#### Requirement:
What is needed here is an exact copy of every entry.

#### Data excerpts:
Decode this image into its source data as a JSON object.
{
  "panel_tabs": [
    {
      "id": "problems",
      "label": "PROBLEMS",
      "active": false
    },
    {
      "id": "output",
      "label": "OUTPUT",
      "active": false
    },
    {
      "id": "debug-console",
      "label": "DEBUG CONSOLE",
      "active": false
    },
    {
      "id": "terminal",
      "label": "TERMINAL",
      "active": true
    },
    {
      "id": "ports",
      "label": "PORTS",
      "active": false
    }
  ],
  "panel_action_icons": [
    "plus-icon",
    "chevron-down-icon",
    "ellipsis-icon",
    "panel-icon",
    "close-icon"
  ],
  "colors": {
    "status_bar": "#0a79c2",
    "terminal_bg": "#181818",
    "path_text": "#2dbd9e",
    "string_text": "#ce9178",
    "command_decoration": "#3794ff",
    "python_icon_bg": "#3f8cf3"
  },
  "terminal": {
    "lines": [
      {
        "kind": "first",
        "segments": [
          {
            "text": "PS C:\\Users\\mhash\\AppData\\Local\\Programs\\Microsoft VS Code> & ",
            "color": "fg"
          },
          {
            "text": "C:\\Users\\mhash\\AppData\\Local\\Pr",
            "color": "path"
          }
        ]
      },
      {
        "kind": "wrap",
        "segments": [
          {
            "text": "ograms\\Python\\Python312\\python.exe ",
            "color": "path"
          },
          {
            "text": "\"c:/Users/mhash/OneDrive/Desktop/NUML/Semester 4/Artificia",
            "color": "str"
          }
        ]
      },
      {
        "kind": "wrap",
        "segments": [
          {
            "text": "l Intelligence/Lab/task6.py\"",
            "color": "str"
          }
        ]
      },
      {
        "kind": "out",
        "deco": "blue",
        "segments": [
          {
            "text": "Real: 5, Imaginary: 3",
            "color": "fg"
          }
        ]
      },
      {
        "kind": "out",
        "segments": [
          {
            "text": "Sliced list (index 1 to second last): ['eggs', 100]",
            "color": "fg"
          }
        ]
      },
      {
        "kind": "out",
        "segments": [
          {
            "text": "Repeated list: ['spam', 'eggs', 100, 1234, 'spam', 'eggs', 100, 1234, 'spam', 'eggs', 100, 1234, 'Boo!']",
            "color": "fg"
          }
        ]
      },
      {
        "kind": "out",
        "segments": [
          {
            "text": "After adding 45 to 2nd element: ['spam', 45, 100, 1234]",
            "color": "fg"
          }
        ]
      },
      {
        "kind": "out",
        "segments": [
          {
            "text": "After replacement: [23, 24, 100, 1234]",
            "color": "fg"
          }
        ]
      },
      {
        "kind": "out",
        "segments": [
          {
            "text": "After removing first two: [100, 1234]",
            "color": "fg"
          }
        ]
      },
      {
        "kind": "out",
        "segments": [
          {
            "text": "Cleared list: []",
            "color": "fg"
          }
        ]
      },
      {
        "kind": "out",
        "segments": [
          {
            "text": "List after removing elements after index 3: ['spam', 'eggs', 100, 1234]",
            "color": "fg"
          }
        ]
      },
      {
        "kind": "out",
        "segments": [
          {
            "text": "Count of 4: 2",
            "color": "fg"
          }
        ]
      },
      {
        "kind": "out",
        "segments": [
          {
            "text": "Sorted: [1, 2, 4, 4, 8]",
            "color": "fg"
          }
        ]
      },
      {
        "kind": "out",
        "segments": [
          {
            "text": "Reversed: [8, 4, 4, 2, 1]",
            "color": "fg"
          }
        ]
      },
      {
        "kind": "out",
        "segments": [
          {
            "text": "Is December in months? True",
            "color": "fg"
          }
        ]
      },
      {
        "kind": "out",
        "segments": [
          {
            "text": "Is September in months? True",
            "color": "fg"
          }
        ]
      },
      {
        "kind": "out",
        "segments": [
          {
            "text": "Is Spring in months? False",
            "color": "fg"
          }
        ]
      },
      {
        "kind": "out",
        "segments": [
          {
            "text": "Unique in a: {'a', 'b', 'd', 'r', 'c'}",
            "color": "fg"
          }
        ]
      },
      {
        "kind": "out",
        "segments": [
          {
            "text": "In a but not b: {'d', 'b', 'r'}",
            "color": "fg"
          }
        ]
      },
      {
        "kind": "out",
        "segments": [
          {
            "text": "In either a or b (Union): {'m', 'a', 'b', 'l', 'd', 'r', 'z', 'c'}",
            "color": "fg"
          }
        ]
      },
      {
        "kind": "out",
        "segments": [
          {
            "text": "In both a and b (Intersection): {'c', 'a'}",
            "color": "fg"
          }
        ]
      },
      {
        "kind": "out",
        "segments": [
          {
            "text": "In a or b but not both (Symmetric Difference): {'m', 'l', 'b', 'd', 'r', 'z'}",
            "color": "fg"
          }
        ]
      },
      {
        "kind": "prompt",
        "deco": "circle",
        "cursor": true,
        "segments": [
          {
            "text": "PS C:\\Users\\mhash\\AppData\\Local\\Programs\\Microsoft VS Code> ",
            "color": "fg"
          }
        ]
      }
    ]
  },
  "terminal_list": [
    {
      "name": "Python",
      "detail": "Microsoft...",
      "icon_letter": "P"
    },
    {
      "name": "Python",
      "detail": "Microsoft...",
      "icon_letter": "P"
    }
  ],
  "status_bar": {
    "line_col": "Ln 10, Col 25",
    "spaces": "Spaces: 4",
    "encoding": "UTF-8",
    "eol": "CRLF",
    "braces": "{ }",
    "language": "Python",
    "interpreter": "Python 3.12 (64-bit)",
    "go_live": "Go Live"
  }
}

#### Output of the exercise:
Decode this image into its source data as a JSON object.
{
  "panel_tabs": [
    {
      "id": "problems",
      "label": "PROBLEMS",
      "active": false
    },
    {
      "id": "output",
      "label": "OUTPUT",
      "active": false
    },
    {
      "id": "debug-console",
      "label": "DEBUG CONSOLE",
      "active": false
    },
    {
      "id": "terminal",
      "label": "TERMINAL",
      "active": true
    },
    {
      "id": "ports",
      "label": "PORTS",
      "active": false
    }
  ],
  "panel_action_icons": [
    "plus-icon",
    "chevron-down-icon",
    "ellipsis-icon",
    "panel-icon",
    "close-icon"
  ],
  "colors": {
    "status_bar": "#0a79c2",
    "terminal_bg": "#181818",
    "path_text": "#2dbd9e",
    "string_text": "#ce9178",
    "command_decoration": "#3794ff",
    "python_icon_bg": "#3f8cf3"
  },
  "terminal": {
    "lines": [
      {
        "kind": "first",
        "segments": [
          {
            "text": "PS C:\\Users\\mhash\\AppData\\Local\\Programs\\Microsoft VS Code> & ",
            "color": "fg"
          },
          {
            "text": "C:\\Users\\mhash\\AppData\\Local\\Pr",
            "color": "path"
          }
        ]
      },
      {
        "kind": "wrap",
        "segments": [
          {
            "text": "ograms\\Python\\Python312\\python.exe ",
            "color": "path"
          },
          {
            "text": "\"c:/Users/mhash/OneDrive/Desktop/NUML/Semester 4/Artificia",
            "color": "str"
          }
        ]
      },
      {
        "kind": "wrap",
        "segments": [
          {
            "text": "l Intelligence/Lab/task6.py\"",
            "color": "str"
          }
        ]
      },
      {
        "kind": "out",
        "deco": "blue",
        "segments": [
          {
            "text": "Real: 5, Imaginary: 3",
            "color": "fg"
          }
        ]
      },
      {
        "kind": "out",
        "segments": [
          {
            "text": "Sliced list (index 1 to second last): ['eggs', 100]",
            "color": "fg"
          }
        ]
      },
      {
        "kind": "out",
        "segments": [
          {
            "text": "Repeated list: ['spam', 'eggs', 100, 1234, 'spam', 'eggs', 100, 1234, 'spam', 'eggs', 100, 1234, 'Boo!']",
            "color": "fg"
          }
        ]
      },
      {
        "kind": "out",
        "segments": [
          {
            "text": "After adding 45 to 2nd element: ['spam', 45, 100, 1234]",
            "color": "fg"
          }
        ]
      },
      {
        "kind": "out",
        "segments": [
          {
            "text": "After replacement: [23, 24, 100, 1234]",
            "color": "fg"
          }
        ]
      },
      {
        "kind": "out",
        "segments": [
          {
            "text": "After removing first two: [100, 1234]",
            "color": "fg"
          }
        ]
      },
      {
        "kind": "out",
        "segments": [
          {
            "text": "Cleared list: []",
            "color": "fg"
          }
        ]
      },
      {
        "kind": "out",
        "segments": [
          {
            "text": "List after removing elements after index 3: ['spam', 'eggs', 100, 1234]",
            "color": "fg"
          }
        ]
      },
      {
        "kind": "out",
        "segments": [
          {
            "text": "Count of 4: 2",
            "color": "fg"
          }
        ]
      },
      {
        "kind": "out",
        "segments": [
          {
            "text": "Sorted: [1, 2, 4, 4, 8]",
            "color": "fg"
          }
        ]
      },
      {
        "kind": "out",
        "segments": [
          {
            "text": "Reversed: [8, 4, 4, 2, 1]",
            "color": "fg"
          }
        ]
      },
      {
        "kind": "out",
        "segments": [
          {
            "text": "Is December in months? True",
            "color": "fg"
          }
        ]
      },
      {
        "kind": "out",
        "segments": [
          {
            "text": "Is September in months? True",
            "color": "fg"
          }
        ]
      },
      {
        "kind": "out",
        "segments": [
          {
            "text": "Is Spring in months? False",
            "color": "fg"
          }
        ]
      },
      {
        "kind": "out",
        "segments": [
          {
            "text": "Unique in a: {'a', 'b', 'd', 'r', 'c'}",
            "color": "fg"
          }
        ]
      },
      {
        "kind": "out",
        "segments": [
          {
            "text": "In a but not b: {'d', 'b', 'r'}",
            "color": "fg"
          }
        ]
      },
      {
        "kind": "out",
        "segments": [
          {
            "text": "In either a or b (Union): {'m', 'a', 'b', 'l', 'd', 'r', 'z', 'c'}",
            "color": "fg"
          }
        ]
      },
      {
        "kind": "out",
        "segments": [
          {
            "text": "In both a and b (Intersection): {'c', 'a'}",
            "color": "fg"
          }
        ]
      },
      {
        "kind": "out",
        "segments": [
          {
            "text": "In a or b but not both (Symmetric Difference): {'m', 'l', 'b', 'd', 'r', 'z'}",
            "color": "fg"
          }
        ]
      },
      {
        "kind": "prompt",
        "deco": "circle",
        "cursor": true,
        "segments": [
          {
            "text": "PS C:\\Users\\mhash\\AppData\\Local\\Programs\\Microsoft VS Code> ",
            "color": "fg"
          }
        ]
      }
    ]
  },
  "terminal_list": [
    {
      "name": "Python",
      "detail": "Microsoft...",
      "icon_letter": "P"
    },
    {
      "name": "Python",
      "detail": "Microsoft...",
      "icon_letter": "P"
    }
  ],
  "status_bar": {
    "line_col": "Ln 10, Col 25",
    "spaces": "Spaces: 4",
    "encoding": "UTF-8",
    "eol": "CRLF",
    "braces": "{ }",
    "language": "Python",
    "interpreter": "Python 3.12 (64-bit)",
    "go_live": "Go Live"
  }
}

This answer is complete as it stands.